Passage ▸
^^^^
How to convert CSV file to multiline JSON?

BeanBagKing picture BeanBagKing · Oct 31, 2013 · Viewed 228.6k times · Source

Here's my code, really simple stuff...

import csv
import json

csvfile = open('file.csv', 'r')
jsonfile = open('file.json', 'w')

fieldnames = ("FirstName","LastName","IDNumber","Message")
reader = csv.DictReader( csvfile, fieldnames)
out = json.dumps( [ row for row in reader ] )
jsonfile.write(out)

Declare some field names, the reader uses CSV to read the file, and the filed names to dump the file to a JSON format. Here's the problem...

Each record in the CSV file is on a different row. I want the JSON output to be the same way. The problem is it dumps it all on one giant, long line.

I've tried using something like for line in csvfile: and then running my code below that with reader = csv.DictReader( line, fieldnames) which loops through each line, but it does the entire file on one line, then loops through the entire file on another line... continues until it runs out of lines.

Any suggestions for correcting this?

Edit: To clarify, currently I have: (every record on line 1)

[{"FirstName":"John","LastName":"Doe","IDNumber":"123","Message":"None"},{"FirstName":"George","LastName":"Washington","IDNumber":"001","Message":"Something"}]

What I'm looking for: (2 records on 2 lines)

{"FirstName":"John","LastName":"Doe","IDNumber":"123","Message":"None"}
{"FirstName":"George","LastName":"Washington","IDNumber":"001","Message":"Something"}

Not each individual field indented/on a separate line, but each record on it's own line.
^^^^
(Element box annotations)
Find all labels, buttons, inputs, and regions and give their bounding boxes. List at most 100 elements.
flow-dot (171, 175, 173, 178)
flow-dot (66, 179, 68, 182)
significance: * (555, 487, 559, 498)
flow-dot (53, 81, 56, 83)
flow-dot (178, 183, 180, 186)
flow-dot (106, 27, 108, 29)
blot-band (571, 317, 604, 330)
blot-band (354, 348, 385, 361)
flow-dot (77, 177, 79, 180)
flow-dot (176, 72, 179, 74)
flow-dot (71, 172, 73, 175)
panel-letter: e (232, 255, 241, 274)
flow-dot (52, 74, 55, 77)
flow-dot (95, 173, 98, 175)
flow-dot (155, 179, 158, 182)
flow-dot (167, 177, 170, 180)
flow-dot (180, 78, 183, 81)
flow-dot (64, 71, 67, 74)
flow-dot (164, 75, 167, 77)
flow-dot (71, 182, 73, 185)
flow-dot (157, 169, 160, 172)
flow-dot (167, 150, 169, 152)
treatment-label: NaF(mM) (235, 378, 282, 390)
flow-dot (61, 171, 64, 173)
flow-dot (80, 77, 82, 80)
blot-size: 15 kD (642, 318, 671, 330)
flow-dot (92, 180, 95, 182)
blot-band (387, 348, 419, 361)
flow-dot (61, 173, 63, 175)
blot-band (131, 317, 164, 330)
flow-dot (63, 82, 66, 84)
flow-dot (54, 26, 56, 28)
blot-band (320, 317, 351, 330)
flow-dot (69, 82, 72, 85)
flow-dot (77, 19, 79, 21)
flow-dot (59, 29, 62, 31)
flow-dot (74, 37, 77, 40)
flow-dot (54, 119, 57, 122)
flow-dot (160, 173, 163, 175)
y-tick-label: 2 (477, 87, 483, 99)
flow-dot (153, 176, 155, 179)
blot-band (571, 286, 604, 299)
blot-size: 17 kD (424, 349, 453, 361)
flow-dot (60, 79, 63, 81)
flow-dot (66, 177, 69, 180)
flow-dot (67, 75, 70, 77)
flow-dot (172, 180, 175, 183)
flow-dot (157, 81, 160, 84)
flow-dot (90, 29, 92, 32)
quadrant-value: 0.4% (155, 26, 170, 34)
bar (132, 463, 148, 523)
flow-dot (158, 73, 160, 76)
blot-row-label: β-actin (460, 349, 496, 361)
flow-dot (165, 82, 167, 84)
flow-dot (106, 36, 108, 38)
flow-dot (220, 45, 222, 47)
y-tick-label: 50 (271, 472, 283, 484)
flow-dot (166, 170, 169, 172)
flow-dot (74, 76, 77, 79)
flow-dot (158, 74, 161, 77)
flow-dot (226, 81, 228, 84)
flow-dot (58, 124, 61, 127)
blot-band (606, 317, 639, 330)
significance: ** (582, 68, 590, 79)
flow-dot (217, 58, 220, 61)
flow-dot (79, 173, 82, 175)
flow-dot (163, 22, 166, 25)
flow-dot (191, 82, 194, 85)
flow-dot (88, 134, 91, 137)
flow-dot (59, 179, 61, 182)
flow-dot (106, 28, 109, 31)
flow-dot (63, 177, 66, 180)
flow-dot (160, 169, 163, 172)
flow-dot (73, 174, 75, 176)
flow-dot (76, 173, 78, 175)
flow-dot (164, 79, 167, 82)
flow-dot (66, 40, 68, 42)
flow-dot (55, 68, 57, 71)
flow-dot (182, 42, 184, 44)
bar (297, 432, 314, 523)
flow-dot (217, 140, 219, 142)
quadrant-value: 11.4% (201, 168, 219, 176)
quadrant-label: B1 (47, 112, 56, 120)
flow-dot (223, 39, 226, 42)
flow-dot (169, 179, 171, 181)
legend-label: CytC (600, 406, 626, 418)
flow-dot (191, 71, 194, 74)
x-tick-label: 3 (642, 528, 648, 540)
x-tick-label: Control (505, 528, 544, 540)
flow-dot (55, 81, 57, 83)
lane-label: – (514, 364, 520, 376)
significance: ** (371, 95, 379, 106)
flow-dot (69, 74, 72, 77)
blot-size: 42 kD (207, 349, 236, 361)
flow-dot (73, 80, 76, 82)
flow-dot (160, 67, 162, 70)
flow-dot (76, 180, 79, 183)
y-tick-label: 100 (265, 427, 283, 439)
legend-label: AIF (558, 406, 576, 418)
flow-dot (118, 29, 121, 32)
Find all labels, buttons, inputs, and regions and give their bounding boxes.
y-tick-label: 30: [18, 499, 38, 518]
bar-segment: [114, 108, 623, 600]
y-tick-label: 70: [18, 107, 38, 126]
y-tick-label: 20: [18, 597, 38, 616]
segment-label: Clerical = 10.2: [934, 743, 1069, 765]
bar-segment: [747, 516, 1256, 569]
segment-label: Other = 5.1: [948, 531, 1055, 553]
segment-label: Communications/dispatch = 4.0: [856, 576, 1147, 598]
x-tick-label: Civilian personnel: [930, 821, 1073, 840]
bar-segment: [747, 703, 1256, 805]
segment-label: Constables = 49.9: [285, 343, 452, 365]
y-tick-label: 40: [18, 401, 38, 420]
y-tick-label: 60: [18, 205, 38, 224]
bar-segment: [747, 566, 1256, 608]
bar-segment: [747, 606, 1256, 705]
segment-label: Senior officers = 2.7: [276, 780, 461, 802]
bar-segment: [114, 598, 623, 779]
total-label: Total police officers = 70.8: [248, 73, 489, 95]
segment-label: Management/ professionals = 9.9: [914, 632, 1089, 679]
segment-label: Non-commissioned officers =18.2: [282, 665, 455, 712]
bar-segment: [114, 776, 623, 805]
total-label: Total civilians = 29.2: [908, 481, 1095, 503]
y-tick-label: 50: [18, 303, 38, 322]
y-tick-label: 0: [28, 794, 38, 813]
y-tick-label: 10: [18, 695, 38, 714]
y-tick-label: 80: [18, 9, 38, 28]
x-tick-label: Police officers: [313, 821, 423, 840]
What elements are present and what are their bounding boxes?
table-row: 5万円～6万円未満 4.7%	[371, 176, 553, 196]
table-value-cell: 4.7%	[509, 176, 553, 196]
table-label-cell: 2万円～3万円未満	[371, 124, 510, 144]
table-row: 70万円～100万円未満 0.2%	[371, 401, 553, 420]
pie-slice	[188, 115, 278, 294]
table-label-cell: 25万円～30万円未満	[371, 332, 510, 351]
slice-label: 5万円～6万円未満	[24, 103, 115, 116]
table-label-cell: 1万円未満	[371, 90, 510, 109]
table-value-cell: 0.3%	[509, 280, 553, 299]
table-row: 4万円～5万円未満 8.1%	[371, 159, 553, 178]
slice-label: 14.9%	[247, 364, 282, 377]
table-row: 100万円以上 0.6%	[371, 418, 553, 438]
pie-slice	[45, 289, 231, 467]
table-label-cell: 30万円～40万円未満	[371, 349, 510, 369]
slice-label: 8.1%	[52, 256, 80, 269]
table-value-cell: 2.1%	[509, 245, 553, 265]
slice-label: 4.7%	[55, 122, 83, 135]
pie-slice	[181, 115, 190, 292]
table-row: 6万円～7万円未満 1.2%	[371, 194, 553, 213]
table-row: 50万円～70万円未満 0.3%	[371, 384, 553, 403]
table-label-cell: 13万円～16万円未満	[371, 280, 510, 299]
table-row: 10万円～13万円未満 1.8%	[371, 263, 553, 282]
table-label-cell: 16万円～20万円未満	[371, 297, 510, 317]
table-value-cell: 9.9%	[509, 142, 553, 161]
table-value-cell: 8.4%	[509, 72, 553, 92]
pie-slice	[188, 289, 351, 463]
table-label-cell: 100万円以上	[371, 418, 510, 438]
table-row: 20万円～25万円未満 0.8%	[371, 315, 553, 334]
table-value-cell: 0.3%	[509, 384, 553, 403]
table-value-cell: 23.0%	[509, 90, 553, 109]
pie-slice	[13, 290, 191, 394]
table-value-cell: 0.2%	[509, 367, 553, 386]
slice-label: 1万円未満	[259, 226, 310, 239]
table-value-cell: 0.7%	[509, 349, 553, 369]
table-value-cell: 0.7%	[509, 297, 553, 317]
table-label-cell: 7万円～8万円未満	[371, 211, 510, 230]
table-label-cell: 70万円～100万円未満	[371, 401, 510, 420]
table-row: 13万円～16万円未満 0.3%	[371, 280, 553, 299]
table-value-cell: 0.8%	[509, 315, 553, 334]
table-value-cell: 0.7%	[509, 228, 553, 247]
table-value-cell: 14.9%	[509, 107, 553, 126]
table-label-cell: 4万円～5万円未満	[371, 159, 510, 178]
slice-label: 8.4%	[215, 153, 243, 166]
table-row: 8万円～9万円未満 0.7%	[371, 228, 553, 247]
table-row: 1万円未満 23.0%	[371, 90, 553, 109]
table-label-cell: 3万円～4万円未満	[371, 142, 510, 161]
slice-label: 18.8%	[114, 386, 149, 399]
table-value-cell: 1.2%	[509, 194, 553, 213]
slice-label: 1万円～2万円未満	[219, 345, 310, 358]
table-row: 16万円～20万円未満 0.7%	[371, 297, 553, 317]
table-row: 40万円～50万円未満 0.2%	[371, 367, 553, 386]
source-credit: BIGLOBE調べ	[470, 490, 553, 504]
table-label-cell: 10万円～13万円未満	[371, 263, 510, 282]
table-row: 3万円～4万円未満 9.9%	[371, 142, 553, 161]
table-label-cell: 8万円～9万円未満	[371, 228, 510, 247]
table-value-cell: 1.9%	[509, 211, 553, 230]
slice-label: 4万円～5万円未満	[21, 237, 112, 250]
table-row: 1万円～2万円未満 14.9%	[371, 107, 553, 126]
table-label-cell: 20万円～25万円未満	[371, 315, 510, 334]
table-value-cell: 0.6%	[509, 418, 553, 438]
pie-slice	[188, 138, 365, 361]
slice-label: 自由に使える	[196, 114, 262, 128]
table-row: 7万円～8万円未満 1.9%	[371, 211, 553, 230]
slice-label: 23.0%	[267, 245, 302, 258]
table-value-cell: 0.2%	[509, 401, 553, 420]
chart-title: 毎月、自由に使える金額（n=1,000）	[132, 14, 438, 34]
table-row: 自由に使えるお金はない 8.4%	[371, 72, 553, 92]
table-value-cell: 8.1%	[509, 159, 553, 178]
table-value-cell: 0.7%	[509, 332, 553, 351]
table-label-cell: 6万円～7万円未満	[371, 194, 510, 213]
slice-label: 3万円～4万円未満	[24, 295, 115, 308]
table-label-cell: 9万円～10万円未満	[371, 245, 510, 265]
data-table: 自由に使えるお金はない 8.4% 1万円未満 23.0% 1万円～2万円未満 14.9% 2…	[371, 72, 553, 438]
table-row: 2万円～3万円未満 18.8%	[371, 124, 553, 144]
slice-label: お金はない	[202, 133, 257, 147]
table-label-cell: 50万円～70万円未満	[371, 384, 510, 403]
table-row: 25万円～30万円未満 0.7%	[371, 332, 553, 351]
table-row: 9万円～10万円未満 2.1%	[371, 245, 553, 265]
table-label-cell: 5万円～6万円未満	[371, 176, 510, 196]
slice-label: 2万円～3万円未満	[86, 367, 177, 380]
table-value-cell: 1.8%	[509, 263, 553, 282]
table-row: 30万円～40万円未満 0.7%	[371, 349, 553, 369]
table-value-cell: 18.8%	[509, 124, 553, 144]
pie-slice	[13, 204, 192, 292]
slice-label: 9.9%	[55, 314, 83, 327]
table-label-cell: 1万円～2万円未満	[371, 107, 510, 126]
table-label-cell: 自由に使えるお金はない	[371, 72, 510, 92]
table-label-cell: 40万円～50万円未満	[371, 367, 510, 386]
^^^^
Problem set ▸
a – Do the following statements agree with the CSV-to-JSON post? (i) The current output has every record on line 1. (ii) The poster wants each individual field on a separate line. (iii) Looping with for line in csvfile: put each record on its own line. Give yes or no for each, quoting the deciding words of the post.
b – Could you carry on the CSV-to-JSON post, starting right after its last sentence?

Final answers ▸
a –
(i) Yes: "(every record on line 1)"
(ii) No: "Not each individual field indented/on a separate line, but each record on it's own line."
(iii) No: "it does the entire file on one line, then loops through the entire file on another line"

b –
Some sample input.

"John","Doe","001","Message1"
"George","Washington","002","Message2"

Answer

SingleNegationElimination picture SingleNegationElimination · Oct 31, 2013

The problem with your desired output is that it is not valid json document,; it's a stream of json documents!

That's okay, if its what you need, but that means that for each document you want in your output, you'll have to call json.dumps.

Since the newline you want separating your documents is not contained in those documents, you're on the hook for supplying it yourself. So we just need to pull the loop out of the call to json.dump and interpose newlines for each document written.

import csv
import json

csvfile = open('file.csv', 'r')
jsonfile = open('file.json', 'w')

fieldnames = ("FirstName","LastName","IDNumber","Message")
reader = csv.DictReader( csvfile, fieldnames)
for row in reader:
    json.dump(row, jsonfile)
    jsonfile.write('\n')